>> BEGIN Available records

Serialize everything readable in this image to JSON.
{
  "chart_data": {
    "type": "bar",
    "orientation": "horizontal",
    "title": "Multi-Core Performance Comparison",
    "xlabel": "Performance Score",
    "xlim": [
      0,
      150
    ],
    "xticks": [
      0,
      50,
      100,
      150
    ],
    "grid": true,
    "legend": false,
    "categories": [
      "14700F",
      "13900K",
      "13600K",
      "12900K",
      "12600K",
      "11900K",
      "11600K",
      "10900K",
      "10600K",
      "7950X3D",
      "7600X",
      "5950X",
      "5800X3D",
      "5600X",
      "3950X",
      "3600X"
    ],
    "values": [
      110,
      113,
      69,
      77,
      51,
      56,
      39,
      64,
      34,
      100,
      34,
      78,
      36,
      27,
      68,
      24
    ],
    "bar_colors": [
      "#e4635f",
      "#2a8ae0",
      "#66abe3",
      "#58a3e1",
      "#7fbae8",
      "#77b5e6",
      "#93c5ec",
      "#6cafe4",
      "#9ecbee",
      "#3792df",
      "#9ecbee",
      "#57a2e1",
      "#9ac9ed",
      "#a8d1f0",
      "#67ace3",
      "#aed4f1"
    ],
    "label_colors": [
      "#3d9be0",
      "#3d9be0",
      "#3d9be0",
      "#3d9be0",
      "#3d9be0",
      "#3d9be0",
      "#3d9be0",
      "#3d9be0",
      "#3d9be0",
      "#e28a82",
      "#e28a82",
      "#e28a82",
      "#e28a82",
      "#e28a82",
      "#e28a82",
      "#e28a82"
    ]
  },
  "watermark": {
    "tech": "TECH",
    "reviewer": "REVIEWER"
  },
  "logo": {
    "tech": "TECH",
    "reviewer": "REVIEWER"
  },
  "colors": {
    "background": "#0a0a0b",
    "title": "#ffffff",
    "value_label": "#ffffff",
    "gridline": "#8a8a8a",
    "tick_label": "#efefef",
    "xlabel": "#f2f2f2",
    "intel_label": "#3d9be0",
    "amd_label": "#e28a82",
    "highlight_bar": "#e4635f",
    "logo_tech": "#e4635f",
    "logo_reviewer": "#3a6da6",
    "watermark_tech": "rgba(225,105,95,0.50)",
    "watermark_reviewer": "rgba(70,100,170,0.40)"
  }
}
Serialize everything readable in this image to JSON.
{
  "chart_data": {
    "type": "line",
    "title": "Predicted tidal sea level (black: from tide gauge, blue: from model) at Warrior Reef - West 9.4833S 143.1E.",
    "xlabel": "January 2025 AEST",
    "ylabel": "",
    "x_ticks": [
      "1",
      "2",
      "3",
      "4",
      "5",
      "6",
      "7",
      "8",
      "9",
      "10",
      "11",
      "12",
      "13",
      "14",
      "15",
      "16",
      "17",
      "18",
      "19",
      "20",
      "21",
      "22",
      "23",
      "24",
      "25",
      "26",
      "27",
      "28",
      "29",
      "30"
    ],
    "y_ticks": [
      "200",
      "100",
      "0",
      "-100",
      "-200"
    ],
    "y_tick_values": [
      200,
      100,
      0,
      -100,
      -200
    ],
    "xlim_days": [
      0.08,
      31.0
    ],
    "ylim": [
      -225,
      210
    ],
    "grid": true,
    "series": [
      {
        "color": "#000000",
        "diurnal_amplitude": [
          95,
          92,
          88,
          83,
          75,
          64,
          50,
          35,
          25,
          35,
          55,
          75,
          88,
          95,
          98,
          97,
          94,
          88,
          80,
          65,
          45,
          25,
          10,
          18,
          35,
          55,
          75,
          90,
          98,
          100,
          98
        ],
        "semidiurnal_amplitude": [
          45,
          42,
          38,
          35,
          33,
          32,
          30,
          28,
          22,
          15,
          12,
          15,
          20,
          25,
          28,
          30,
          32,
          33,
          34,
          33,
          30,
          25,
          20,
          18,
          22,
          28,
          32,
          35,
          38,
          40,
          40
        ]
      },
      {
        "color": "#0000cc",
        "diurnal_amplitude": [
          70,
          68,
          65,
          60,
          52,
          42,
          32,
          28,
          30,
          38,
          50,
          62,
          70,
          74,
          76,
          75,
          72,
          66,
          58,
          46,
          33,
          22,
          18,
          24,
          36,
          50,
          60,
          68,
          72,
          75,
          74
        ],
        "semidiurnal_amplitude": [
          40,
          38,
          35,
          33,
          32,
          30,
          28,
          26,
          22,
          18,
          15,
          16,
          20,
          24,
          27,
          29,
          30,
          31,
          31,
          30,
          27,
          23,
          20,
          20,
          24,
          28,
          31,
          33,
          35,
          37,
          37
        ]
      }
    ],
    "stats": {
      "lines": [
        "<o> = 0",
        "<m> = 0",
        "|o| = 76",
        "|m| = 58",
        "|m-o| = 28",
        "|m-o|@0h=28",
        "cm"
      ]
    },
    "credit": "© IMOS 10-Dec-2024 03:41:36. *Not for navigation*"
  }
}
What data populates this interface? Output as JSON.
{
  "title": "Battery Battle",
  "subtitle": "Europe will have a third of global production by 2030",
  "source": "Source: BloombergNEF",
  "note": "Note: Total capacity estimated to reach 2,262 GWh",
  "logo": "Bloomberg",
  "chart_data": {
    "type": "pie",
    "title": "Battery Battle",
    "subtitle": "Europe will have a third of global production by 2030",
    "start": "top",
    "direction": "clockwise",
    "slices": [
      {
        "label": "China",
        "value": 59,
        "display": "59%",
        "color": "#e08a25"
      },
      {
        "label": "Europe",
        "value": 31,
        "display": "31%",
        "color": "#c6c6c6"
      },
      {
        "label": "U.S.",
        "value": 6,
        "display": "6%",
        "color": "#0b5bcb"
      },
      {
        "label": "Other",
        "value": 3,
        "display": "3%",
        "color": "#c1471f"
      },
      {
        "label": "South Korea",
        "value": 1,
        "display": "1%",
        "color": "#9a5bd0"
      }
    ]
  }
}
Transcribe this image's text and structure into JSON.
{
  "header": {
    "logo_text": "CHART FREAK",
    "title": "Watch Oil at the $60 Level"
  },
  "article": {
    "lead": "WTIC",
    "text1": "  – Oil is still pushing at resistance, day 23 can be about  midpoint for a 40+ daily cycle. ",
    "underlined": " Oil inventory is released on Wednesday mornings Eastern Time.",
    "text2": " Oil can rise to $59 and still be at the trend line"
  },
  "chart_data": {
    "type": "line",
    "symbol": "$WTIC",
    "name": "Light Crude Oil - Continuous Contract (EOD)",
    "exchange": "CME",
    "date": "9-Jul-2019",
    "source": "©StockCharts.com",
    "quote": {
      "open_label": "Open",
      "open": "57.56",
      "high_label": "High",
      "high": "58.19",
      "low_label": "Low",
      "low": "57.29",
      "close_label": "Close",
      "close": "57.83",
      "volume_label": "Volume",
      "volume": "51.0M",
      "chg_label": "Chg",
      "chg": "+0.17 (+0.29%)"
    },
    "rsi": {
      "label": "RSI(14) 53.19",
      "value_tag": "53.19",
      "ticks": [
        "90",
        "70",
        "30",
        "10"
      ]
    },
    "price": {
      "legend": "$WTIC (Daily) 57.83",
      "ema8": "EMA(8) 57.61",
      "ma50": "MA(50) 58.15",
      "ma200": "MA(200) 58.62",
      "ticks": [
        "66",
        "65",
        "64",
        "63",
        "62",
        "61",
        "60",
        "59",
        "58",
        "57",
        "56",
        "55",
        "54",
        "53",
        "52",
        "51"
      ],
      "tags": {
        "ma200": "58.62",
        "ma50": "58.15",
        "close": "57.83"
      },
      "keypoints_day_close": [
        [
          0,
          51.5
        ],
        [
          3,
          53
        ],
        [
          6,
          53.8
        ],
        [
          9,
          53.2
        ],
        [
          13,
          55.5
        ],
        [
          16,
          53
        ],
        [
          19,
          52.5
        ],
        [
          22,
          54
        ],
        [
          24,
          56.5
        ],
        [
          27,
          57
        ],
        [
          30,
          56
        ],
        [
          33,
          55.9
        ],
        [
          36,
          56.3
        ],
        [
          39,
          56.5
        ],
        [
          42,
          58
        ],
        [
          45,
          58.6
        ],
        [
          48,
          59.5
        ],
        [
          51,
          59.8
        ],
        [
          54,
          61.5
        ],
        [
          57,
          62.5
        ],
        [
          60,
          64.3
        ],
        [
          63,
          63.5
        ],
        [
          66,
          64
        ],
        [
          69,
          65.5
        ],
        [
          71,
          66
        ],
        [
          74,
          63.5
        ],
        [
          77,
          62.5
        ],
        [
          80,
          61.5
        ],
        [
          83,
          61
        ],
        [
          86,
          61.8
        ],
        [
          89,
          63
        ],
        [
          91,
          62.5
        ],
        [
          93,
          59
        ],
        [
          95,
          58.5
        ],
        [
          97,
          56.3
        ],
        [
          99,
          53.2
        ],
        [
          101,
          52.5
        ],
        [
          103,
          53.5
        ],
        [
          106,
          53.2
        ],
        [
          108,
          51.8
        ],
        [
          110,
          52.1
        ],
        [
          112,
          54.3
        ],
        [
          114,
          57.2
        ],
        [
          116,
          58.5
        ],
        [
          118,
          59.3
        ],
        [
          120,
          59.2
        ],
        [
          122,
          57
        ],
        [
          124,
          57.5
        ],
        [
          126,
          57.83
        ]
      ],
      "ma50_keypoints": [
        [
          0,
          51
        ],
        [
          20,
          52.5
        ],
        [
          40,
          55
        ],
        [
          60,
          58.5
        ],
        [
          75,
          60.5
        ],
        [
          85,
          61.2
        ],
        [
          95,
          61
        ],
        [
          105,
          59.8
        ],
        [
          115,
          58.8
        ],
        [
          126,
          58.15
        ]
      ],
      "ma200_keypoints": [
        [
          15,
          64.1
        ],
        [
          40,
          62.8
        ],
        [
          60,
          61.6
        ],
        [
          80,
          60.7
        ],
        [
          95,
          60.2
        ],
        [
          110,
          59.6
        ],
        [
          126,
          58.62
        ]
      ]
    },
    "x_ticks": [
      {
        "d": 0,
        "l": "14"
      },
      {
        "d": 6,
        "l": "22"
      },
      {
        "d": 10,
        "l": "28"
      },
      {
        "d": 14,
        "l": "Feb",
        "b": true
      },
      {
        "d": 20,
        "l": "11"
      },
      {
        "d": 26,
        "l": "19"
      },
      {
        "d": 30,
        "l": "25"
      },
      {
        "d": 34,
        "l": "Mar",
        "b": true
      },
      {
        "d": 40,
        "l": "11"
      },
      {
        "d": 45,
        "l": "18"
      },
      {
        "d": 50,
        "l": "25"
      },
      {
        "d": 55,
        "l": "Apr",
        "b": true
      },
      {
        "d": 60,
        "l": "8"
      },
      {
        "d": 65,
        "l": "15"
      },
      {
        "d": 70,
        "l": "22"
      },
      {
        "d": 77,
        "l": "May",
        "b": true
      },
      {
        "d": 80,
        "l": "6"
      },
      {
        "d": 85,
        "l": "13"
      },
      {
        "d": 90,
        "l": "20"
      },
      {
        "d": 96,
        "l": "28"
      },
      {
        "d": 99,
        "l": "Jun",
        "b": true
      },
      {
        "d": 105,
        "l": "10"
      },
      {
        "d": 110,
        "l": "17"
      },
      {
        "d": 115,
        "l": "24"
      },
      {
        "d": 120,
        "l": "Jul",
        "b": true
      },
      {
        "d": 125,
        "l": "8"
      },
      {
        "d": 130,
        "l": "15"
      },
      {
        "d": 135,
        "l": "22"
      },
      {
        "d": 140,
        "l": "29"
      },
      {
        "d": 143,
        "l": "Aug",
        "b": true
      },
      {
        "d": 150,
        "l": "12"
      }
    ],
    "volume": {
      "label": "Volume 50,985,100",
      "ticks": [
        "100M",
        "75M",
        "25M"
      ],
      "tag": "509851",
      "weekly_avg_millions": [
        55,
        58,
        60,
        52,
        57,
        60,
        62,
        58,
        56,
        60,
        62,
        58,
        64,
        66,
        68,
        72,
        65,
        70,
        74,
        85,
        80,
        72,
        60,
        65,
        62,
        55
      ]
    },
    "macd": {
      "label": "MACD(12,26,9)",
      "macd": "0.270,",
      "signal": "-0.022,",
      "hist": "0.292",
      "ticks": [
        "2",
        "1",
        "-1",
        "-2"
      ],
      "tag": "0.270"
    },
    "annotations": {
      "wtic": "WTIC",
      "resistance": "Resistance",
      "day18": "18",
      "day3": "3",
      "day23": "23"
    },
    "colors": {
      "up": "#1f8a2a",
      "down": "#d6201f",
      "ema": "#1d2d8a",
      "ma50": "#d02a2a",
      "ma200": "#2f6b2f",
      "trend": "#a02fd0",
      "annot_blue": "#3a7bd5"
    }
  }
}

>> END Available records

Task brief: Return, from the data, each line that has the word "rgba" in it.

Correct result:
    "watermark_tech": "rgba(225,105,95,0.50)",
    "watermark_reviewer": "rgba(70,100,170,0.40)"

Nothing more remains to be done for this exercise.